Items from a data source ▸
○ ○ ○

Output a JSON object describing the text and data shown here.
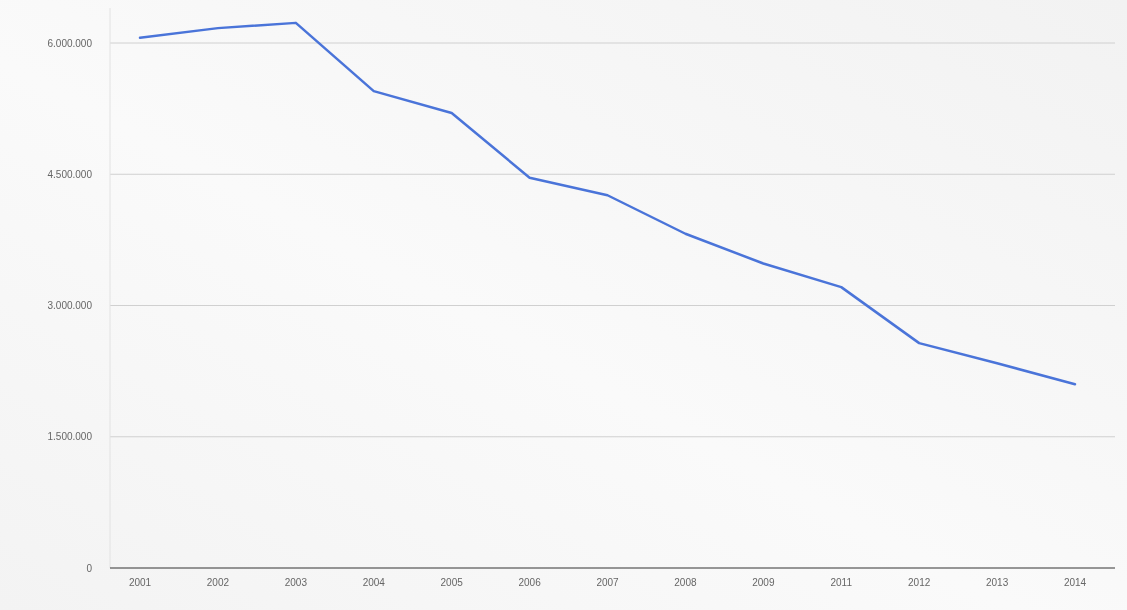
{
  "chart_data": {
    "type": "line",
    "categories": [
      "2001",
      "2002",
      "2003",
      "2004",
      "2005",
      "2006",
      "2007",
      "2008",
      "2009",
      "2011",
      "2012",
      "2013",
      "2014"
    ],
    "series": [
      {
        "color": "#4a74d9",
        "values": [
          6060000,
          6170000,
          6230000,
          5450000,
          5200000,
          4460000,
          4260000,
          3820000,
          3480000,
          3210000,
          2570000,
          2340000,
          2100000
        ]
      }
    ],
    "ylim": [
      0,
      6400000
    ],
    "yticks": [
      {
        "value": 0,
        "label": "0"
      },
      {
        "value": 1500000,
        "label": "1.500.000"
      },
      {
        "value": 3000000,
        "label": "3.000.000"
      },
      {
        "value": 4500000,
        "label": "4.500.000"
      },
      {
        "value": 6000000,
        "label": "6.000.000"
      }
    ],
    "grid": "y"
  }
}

○ ○ ○

REQUIREMENTS ▸
Identify the lines that hold the word "label". Copy every one of them.

ANSWER TO THIS PROBLEM ▸
        "label": "0"
        "label": "1.500.000"
        "label": "3.000.000"
        "label": "4.500.000"
        "label": "6.000.000"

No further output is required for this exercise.